WHAT IS BEING ASKED:
Retype all of the listing exactly, passing over any picture you find.

Data records
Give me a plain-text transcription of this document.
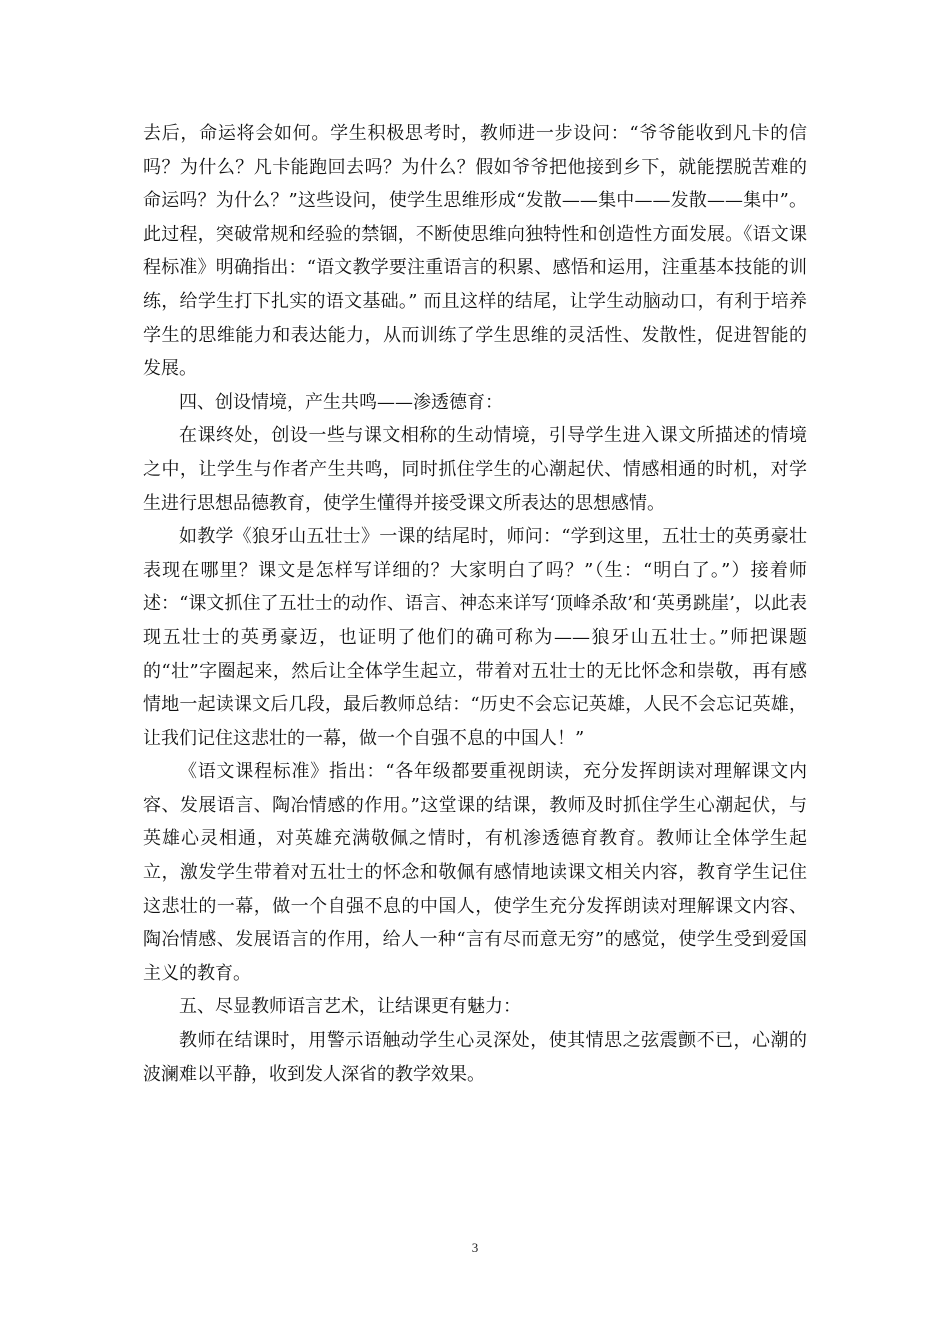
去后，命运将会如何。学生积极思考时，教师进一步设问：“爷爷能收到凡卡的信吗？为什么？凡卡能跑回去吗？为什么？假如爷爷把他接到乡下，就能摆脱苦难的命运吗？为什么？”这些设问，使学生思维形成“发散——集中——发散——集中”。此过程，突破常规和经验的禁锢，不断使思维向独特性和创造性方面发展。《语文课程标准》明确指出：“语文教学要注重语言的积累、感悟和运用，注重基本技能的训练，给学生打下扎实的语文基础。” 而且这样的结尾，让学生动脑动口，有利于培养学生的思维能力和表达能力，从而训练了学生思维的灵活性、发散性，促进智能的发展。

四、创设情境，产生共鸣——渗透德育：

在课终处，创设一些与课文相称的生动情境，引导学生进入课文所描述的情境之中，让学生与作者产生共鸣，同时抓住学生的心潮起伏、情感相通的时机，对学生进行思想品德教育，使学生懂得并接受课文所表达的思想感情。

如教学《狼牙山五壮士》一课的结尾时，师问：“学到这里，五壮士的英勇豪壮表现在哪里？课文是怎样写详细的？大家明白了吗？”（生：“明白了。”）接着师述：“课文抓住了五壮士的动作、语言、神态来详写‘顶峰杀敌’和‘英勇跳崖’，以此表现五壮士的英勇豪迈，也证明了他们的确可称为——狼牙山五壮士。”师把课题的“壮”字圈起来，然后让全体学生起立，带着对五壮士的无比怀念和崇敬，再有感情地一起读课文后几段，最后教师总结：“历史不会忘记英雄，人民不会忘记英雄，让我们记住这悲壮的一幕，做一个自强不息的中国人！”

《语文课程标准》指出：“各年级都要重视朗读，充分发挥朗读对理解课文内容、发展语言、陶冶情感的作用。”这堂课的结课，教师及时抓住学生心潮起伏，与英雄心灵相通，对英雄充满敬佩之情时，有机渗透德育教育。教师让全体学生起立，激发学生带着对五壮士的怀念和敬佩有感情地读课文相关内容，教育学生记住这悲壮的一幕，做一个自强不息的中国人，使学生充分发挥朗读对理解课文内容、陶冶情感、发展语言的作用，给人一种“言有尽而意无穷”的感觉，使学生受到爱国主义的教育。

五、尽显教师语言艺术，让结课更有魅力：

教师在结课时，用警示语触动学生心灵深处，使其情思之弦震颤不已，心潮的波澜难以平静，收到发人深省的教学效果。

3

ANSWER FOR THIS EXERCISE:
Give me a plain-text transcription of this document.
去后，命运将会如何。学生积极思考时，教师进一步设问：“爷爷能收到凡卡的信吗？为什么？凡卡能跑回去吗？为什么？假如爷爷把他接到乡下，就能摆脱苦难的命运吗？为什么？”这些设问，使学生思维形成“发散——集中——发散——集中”。此过程，突破常规和经验的禁锢，不断使思维向独特性和创造性方面发展。《语文课程标准》明确指出：“语文教学要注重语言的积累、感悟和运用，注重基本技能的训练，给学生打下扎实的语文基础。” 而且这样的结尾，让学生动脑动口，有利于培养学生的思维能力和表达能力，从而训练了学生思维的灵活性、发散性，促进智能的发展。

四、创设情境，产生共鸣——渗透德育：

在课终处，创设一些与课文相称的生动情境，引导学生进入课文所描述的情境之中，让学生与作者产生共鸣，同时抓住学生的心潮起伏、情感相通的时机，对学生进行思想品德教育，使学生懂得并接受课文所表达的思想感情。

如教学《狼牙山五壮士》一课的结尾时，师问：“学到这里，五壮士的英勇豪壮表现在哪里？课文是怎样写详细的？大家明白了吗？”（生：“明白了。”）接着师述：“课文抓住了五壮士的动作、语言、神态来详写‘顶峰杀敌’和‘英勇跳崖’，以此表现五壮士的英勇豪迈，也证明了他们的确可称为——狼牙山五壮士。”师把课题的“壮”字圈起来，然后让全体学生起立，带着对五壮士的无比怀念和崇敬，再有感情地一起读课文后几段，最后教师总结：“历史不会忘记英雄，人民不会忘记英雄，让我们记住这悲壮的一幕，做一个自强不息的中国人！”

《语文课程标准》指出：“各年级都要重视朗读，充分发挥朗读对理解课文内容、发展语言、陶冶情感的作用。”这堂课的结课，教师及时抓住学生心潮起伏，与英雄心灵相通，对英雄充满敬佩之情时，有机渗透德育教育。教师让全体学生起立，激发学生带着对五壮士的怀念和敬佩有感情地读课文相关内容，教育学生记住这悲壮的一幕，做一个自强不息的中国人，使学生充分发挥朗读对理解课文内容、陶冶情感、发展语言的作用，给人一种“言有尽而意无穷”的感觉，使学生受到爱国主义的教育。

五、尽显教师语言艺术，让结课更有魅力：

教师在结课时，用警示语触动学生心灵深处，使其情思之弦震颤不已，心潮的波澜难以平静，收到发人深省的教学效果。

3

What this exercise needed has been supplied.